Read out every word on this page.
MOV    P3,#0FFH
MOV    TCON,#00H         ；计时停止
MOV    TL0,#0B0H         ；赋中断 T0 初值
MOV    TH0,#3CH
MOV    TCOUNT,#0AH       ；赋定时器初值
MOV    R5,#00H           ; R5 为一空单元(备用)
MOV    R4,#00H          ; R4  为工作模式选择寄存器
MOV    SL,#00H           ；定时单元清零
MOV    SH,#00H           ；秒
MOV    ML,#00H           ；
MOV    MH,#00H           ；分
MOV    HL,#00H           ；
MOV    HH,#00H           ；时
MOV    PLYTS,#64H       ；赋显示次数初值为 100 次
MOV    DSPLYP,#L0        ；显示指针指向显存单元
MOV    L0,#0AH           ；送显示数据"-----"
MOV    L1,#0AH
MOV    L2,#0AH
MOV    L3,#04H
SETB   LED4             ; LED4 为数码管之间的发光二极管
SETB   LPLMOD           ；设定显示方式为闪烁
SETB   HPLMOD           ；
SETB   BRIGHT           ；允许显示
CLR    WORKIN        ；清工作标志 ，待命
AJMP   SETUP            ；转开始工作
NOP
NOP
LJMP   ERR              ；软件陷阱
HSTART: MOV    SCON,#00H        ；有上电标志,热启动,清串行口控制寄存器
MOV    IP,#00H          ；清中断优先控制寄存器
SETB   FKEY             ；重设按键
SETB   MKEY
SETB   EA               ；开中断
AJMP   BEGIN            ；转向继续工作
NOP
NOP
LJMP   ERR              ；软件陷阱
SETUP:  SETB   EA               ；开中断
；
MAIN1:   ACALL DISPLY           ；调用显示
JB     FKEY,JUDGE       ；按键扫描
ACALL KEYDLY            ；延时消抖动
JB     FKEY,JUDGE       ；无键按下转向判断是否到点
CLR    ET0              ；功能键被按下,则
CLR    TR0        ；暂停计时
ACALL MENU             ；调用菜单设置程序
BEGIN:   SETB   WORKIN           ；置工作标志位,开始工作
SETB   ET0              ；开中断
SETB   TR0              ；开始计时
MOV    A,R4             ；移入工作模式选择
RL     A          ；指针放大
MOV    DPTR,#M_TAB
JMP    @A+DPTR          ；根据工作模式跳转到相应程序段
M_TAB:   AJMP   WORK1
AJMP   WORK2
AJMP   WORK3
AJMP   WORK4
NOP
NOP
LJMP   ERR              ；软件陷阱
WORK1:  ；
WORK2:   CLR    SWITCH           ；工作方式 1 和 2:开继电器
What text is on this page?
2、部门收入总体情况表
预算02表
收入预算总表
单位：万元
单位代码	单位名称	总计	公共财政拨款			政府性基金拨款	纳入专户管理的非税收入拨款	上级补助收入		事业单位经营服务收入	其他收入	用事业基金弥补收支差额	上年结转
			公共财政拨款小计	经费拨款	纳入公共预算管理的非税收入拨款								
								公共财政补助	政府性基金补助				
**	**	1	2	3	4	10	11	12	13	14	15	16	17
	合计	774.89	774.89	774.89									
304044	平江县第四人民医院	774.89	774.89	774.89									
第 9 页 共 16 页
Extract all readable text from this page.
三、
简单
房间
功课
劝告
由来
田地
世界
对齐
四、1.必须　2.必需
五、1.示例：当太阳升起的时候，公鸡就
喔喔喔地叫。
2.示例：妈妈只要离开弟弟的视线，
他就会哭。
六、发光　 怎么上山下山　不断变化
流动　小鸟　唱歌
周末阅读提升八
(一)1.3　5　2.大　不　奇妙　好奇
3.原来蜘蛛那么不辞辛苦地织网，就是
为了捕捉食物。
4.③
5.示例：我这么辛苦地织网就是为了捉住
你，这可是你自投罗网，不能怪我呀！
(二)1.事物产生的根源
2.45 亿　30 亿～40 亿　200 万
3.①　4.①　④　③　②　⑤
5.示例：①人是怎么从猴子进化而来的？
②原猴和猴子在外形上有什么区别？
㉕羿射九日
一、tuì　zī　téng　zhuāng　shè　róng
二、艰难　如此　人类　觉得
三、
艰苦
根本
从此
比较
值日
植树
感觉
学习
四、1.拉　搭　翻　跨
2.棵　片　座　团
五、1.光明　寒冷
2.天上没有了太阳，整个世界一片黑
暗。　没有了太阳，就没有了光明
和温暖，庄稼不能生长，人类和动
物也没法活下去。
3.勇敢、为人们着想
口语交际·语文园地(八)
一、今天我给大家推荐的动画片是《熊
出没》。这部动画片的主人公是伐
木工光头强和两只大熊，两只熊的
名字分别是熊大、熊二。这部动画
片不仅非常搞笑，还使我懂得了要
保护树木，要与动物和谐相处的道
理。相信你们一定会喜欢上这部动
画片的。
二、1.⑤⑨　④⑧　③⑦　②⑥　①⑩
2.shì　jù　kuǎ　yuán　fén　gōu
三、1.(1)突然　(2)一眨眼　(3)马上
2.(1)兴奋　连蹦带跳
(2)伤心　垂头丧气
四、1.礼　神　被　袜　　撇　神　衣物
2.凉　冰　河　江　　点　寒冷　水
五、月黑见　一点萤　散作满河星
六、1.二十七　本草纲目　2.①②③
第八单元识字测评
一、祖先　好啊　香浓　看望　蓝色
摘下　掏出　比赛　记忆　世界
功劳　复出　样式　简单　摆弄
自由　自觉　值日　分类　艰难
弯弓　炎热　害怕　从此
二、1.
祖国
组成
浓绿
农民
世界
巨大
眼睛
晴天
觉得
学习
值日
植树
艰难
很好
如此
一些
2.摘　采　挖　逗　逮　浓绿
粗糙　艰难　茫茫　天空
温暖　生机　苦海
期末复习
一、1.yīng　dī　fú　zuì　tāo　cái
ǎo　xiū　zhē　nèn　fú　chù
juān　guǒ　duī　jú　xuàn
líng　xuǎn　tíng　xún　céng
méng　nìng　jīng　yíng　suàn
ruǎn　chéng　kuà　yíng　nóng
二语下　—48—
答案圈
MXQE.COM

------------------------------

**Task brief:** Identify every line above with the string "AJMP" in it. Copy those lines.

**Solution for this task:**
AJMP   SETUP            ；转开始工作
AJMP   BEGIN            ；转向继续工作
M_TAB:   AJMP   WORK1
AJMP   WORK2
AJMP   WORK3
AJMP   WORK4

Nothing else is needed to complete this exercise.